** BEGIN DATA SHOWN **

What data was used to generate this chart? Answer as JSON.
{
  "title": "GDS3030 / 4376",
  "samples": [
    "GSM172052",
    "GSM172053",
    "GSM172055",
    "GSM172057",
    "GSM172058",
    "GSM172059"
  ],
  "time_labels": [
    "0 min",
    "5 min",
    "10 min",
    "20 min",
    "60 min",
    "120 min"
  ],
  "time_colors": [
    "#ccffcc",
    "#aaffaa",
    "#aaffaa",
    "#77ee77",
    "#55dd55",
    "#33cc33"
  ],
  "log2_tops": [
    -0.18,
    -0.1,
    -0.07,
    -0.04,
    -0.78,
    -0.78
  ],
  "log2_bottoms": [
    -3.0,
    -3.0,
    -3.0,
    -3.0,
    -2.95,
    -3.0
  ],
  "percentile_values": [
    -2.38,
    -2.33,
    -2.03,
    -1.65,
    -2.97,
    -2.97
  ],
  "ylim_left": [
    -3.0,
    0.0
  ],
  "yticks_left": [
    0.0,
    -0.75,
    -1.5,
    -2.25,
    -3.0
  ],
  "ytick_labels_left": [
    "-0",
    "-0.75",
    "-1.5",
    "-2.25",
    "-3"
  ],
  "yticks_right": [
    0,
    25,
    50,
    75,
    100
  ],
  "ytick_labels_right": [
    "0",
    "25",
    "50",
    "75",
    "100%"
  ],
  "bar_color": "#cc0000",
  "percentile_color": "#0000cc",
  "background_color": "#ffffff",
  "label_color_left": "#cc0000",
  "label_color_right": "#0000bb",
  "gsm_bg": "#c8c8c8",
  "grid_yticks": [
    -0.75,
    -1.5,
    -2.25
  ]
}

** END DATA SHOWN **

EXERCISE TASK: The records above need to be transcribed in full. Keep every character unchanged.

EXERCISE ANSWER:
What data was used to generate this chart? Answer as JSON.
{
  "title": "GDS3030 / 4376",
  "samples": [
    "GSM172052",
    "GSM172053",
    "GSM172055",
    "GSM172057",
    "GSM172058",
    "GSM172059"
  ],
  "time_labels": [
    "0 min",
    "5 min",
    "10 min",
    "20 min",
    "60 min",
    "120 min"
  ],
  "time_colors": [
    "#ccffcc",
    "#aaffaa",
    "#aaffaa",
    "#77ee77",
    "#55dd55",
    "#33cc33"
  ],
  "log2_tops": [
    -0.18,
    -0.1,
    -0.07,
    -0.04,
    -0.78,
    -0.78
  ],
  "log2_bottoms": [
    -3.0,
    -3.0,
    -3.0,
    -3.0,
    -2.95,
    -3.0
  ],
  "percentile_values": [
    -2.38,
    -2.33,
    -2.03,
    -1.65,
    -2.97,
    -2.97
  ],
  "ylim_left": [
    -3.0,
    0.0
  ],
  "yticks_left": [
    0.0,
    -0.75,
    -1.5,
    -2.25,
    -3.0
  ],
  "ytick_labels_left": [
    "-0",
    "-0.75",
    "-1.5",
    "-2.25",
    "-3"
  ],
  "yticks_right": [
    0,
    25,
    50,
    75,
    100
  ],
  "ytick_labels_right": [
    "0",
    "25",
    "50",
    "75",
    "100%"
  ],
  "bar_color": "#cc0000",
  "percentile_color": "#0000cc",
  "background_color": "#ffffff",
  "label_color_left": "#cc0000",
  "label_color_right": "#0000bb",
  "gsm_bg": "#c8c8c8",
  "grid_yticks": [
    -0.75,
    -1.5,
    -2.25
  ]
}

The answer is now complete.